### Exercise prompt
Set out every line bearing the string "will".

### Collected data
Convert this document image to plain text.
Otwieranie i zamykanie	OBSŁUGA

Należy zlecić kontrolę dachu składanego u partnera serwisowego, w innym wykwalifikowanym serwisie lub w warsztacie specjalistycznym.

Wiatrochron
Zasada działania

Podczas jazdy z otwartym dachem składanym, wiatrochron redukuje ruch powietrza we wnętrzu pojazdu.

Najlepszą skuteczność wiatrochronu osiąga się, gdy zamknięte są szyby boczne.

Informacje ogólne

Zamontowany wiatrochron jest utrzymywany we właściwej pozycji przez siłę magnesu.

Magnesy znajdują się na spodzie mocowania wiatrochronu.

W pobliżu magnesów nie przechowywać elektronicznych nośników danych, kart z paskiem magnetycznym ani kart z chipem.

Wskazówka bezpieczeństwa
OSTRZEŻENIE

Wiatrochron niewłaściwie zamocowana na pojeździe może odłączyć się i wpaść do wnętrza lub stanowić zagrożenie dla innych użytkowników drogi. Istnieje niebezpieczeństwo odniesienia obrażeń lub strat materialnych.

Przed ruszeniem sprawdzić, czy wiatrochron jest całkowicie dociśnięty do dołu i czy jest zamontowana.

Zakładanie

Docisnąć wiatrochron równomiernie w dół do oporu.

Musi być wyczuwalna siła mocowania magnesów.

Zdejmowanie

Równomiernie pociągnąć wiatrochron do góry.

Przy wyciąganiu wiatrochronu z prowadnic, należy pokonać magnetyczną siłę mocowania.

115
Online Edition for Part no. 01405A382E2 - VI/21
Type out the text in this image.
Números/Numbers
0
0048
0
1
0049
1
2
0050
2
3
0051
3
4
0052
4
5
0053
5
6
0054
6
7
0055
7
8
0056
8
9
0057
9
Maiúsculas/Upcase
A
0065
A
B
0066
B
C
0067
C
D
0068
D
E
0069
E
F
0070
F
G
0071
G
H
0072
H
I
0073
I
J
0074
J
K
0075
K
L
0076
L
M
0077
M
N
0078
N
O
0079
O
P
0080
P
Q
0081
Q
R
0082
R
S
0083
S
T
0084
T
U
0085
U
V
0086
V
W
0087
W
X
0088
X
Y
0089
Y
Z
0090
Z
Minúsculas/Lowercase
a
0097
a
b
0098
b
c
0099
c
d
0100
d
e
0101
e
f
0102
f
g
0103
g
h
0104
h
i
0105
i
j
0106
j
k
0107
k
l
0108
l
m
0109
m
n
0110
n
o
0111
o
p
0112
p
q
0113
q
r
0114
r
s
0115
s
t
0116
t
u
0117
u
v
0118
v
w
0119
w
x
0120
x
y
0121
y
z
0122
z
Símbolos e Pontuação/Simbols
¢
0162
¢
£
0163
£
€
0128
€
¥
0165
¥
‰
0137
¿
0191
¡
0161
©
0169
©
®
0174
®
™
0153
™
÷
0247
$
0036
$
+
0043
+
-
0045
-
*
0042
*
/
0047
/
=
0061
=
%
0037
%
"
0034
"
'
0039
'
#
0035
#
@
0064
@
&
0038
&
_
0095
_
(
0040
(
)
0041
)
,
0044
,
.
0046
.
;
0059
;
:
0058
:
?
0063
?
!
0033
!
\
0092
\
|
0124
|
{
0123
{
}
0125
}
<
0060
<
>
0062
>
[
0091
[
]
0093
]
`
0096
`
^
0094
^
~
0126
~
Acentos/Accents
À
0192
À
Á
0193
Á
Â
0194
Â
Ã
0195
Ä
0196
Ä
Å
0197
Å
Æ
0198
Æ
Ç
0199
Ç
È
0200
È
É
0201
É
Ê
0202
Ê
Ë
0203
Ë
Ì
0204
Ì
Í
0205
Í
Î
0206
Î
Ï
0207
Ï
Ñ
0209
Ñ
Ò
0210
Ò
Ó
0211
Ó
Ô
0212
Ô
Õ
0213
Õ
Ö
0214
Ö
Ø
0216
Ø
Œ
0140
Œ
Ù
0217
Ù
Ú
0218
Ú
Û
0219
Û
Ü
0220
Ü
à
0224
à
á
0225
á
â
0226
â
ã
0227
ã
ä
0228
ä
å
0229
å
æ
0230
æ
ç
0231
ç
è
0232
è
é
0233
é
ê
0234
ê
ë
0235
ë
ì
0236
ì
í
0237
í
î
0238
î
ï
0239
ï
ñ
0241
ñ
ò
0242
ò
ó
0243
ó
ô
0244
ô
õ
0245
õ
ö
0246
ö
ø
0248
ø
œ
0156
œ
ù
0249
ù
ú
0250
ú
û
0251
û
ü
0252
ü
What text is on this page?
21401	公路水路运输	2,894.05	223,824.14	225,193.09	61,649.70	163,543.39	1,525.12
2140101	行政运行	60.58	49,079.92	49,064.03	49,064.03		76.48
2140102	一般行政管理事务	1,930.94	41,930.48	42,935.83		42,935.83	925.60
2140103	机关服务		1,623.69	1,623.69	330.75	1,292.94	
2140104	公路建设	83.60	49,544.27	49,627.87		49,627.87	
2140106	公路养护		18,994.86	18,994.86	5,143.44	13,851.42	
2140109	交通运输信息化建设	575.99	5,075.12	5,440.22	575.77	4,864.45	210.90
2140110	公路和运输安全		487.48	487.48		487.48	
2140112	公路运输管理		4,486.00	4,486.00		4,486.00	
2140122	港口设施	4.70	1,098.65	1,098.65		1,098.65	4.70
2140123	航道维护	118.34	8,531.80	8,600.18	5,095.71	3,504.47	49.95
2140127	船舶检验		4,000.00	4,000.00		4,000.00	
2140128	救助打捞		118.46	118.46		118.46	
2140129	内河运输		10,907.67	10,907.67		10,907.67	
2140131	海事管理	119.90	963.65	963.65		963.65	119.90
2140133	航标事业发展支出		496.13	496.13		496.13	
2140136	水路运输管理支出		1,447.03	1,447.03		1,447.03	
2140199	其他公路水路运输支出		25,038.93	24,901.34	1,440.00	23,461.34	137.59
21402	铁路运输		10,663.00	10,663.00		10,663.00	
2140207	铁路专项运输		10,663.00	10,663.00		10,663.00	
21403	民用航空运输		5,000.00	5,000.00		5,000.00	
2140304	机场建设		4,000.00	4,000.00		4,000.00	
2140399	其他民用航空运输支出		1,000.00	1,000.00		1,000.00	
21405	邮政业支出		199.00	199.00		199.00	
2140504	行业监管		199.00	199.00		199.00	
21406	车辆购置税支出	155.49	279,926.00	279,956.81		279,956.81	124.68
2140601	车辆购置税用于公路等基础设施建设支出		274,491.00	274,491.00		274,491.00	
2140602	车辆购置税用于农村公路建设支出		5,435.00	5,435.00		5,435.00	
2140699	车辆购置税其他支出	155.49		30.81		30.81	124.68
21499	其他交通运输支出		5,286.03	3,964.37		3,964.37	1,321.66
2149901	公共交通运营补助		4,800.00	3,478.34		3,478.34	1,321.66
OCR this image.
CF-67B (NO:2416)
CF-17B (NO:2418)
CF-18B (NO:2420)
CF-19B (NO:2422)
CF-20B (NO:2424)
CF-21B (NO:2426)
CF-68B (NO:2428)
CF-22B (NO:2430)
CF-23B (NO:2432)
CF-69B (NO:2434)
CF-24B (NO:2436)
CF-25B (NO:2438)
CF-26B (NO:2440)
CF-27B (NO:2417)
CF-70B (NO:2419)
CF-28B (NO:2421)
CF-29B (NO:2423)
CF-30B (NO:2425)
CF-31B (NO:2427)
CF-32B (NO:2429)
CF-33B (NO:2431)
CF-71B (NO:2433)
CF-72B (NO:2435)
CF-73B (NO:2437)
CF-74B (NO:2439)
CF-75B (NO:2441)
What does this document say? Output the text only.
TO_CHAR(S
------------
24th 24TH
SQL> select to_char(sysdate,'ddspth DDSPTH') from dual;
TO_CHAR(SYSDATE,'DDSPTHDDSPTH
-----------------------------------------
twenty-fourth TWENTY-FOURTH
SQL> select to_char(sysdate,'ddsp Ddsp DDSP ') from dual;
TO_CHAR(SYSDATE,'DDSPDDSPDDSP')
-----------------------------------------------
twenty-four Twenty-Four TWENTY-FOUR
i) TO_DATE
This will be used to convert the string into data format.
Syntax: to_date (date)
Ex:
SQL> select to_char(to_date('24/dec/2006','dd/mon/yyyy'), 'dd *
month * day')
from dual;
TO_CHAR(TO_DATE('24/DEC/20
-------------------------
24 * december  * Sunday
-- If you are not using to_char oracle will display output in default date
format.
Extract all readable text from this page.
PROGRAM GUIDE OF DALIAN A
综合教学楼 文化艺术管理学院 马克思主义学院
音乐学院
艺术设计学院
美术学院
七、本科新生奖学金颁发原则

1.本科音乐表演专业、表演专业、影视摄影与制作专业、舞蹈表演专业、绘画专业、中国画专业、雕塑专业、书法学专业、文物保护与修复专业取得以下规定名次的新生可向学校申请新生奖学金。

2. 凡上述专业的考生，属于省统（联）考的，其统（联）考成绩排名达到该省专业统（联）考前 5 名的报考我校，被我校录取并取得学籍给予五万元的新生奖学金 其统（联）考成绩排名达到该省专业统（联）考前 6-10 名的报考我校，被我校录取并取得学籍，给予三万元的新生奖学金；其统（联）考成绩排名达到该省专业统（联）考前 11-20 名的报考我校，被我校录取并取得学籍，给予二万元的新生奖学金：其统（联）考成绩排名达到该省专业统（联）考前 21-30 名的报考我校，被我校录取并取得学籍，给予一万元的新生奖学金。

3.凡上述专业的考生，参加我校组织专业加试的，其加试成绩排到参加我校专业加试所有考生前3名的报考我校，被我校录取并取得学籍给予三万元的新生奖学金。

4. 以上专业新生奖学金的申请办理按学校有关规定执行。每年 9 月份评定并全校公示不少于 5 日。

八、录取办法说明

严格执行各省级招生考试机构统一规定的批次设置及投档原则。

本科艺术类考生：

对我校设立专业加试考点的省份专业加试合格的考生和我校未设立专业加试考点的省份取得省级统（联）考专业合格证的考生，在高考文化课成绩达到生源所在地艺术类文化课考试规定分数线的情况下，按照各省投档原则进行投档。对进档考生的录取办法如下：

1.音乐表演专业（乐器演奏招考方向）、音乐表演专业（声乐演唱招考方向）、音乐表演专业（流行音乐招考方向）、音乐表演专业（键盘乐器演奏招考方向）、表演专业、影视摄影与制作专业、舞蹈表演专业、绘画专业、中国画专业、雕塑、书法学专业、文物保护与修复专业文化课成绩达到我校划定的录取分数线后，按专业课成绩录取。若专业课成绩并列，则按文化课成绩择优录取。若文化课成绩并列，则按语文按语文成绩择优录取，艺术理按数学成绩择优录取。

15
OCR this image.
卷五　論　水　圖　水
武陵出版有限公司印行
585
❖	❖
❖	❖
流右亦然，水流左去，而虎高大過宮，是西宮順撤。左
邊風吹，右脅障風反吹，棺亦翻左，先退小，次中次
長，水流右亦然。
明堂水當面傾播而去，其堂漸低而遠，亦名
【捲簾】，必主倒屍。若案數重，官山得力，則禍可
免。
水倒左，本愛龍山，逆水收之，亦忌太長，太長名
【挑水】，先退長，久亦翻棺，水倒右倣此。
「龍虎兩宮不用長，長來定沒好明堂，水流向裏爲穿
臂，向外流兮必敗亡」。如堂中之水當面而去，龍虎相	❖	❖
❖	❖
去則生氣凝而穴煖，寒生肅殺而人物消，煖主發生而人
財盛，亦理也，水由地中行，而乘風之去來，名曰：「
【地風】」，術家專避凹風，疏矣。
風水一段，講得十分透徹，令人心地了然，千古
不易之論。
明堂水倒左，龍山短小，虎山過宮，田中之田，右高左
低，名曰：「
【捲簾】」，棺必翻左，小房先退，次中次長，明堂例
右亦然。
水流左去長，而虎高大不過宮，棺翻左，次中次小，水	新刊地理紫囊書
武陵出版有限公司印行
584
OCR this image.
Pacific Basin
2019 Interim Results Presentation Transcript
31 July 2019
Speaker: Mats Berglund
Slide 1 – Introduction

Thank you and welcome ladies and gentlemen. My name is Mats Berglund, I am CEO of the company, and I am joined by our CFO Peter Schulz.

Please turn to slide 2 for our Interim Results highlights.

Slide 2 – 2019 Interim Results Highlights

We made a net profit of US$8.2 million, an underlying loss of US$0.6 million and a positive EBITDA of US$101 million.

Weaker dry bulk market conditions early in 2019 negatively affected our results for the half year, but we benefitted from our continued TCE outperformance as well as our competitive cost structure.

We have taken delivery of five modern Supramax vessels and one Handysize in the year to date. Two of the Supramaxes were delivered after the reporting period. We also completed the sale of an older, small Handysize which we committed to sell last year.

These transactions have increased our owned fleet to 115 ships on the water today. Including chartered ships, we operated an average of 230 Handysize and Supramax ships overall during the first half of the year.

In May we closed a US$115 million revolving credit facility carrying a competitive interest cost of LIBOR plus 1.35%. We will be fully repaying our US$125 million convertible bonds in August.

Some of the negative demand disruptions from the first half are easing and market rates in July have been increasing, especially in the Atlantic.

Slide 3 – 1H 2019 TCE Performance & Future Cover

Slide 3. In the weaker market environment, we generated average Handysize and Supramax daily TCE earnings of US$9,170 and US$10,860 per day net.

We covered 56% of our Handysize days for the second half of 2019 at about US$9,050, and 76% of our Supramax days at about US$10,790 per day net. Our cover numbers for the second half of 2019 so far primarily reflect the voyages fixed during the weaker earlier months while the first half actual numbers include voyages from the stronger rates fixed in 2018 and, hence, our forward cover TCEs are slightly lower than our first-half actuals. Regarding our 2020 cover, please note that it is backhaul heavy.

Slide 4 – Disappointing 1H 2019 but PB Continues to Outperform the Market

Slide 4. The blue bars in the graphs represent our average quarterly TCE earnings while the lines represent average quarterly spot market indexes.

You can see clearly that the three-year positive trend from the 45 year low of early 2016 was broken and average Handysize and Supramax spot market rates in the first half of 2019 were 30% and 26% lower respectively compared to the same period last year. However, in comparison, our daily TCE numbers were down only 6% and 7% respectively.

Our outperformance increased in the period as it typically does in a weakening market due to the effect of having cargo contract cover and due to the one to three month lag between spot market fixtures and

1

### Answer for this exercise
This will be used to convert the string into data format.
-- If you are not using to_char oracle will display output in default date
In May we closed a US$115 million revolving credit facility carrying a competitive interest cost of LIBOR plus 1.35%. We will be fully repaying our US$125 million convertible bonds in August.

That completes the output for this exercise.